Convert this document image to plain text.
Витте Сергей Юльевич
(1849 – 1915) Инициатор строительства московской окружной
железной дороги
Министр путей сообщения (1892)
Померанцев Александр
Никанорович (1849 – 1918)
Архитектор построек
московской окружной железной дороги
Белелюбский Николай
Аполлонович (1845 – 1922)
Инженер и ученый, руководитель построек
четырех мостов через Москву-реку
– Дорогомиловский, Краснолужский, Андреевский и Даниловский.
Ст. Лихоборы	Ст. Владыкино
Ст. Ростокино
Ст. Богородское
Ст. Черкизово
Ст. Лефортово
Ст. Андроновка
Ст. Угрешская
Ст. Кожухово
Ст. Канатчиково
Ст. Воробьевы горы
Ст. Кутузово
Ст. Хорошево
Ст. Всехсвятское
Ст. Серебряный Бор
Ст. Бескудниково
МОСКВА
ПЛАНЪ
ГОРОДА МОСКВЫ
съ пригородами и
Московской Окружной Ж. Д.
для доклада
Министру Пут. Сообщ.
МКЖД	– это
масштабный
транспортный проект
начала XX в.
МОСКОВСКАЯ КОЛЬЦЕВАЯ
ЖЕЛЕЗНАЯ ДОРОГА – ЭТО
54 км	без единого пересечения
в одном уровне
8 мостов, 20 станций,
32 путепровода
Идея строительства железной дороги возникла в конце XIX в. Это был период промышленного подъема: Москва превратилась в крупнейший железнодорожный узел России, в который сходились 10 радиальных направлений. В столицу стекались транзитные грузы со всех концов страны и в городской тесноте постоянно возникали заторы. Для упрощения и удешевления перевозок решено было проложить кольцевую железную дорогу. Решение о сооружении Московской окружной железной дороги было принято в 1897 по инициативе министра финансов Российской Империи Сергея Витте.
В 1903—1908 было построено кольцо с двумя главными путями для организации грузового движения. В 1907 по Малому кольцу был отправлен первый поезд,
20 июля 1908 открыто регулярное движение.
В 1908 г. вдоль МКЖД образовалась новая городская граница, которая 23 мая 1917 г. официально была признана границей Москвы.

..........

- **Work required**:
Using the data above, print every record exactly as shown.

- **Solved exercise**:
Convert this document image to plain text.
Витте Сергей Юльевич
(1849 – 1915) Инициатор строительства московской окружной
железной дороги
Министр путей сообщения (1892)
Померанцев Александр
Никанорович (1849 – 1918)
Архитектор построек
московской окружной железной дороги
Белелюбский Николай
Аполлонович (1845 – 1922)
Инженер и ученый, руководитель построек
четырех мостов через Москву-реку
– Дорогомиловский, Краснолужский, Андреевский и Даниловский.
Ст. Лихоборы	Ст. Владыкино
Ст. Ростокино
Ст. Богородское
Ст. Черкизово
Ст. Лефортово
Ст. Андроновка
Ст. Угрешская
Ст. Кожухово
Ст. Канатчиково
Ст. Воробьевы горы
Ст. Кутузово
Ст. Хорошево
Ст. Всехсвятское
Ст. Серебряный Бор
Ст. Бескудниково
МОСКВА
ПЛАНЪ
ГОРОДА МОСКВЫ
съ пригородами и
Московской Окружной Ж. Д.
для доклада
Министру Пут. Сообщ.
МКЖД	– это
масштабный
транспортный проект
начала XX в.
МОСКОВСКАЯ КОЛЬЦЕВАЯ
ЖЕЛЕЗНАЯ ДОРОГА – ЭТО
54 км	без единого пересечения
в одном уровне
8 мостов, 20 станций,
32 путепровода
Идея строительства железной дороги возникла в конце XIX в. Это был период промышленного подъема: Москва превратилась в крупнейший железнодорожный узел России, в который сходились 10 радиальных направлений. В столицу стекались транзитные грузы со всех концов страны и в городской тесноте постоянно возникали заторы. Для упрощения и удешевления перевозок решено было проложить кольцевую железную дорогу. Решение о сооружении Московской окружной железной дороги было принято в 1897 по инициативе министра финансов Российской Империи Сергея Витте.
В 1903—1908 было построено кольцо с двумя главными путями для организации грузового движения. В 1907 по Малому кольцу был отправлен первый поезд,
20 июля 1908 открыто регулярное движение.
В 1908 г. вдоль МКЖД образовалась новая городская граница, которая 23 мая 1917 г. официально была признана границей Москвы.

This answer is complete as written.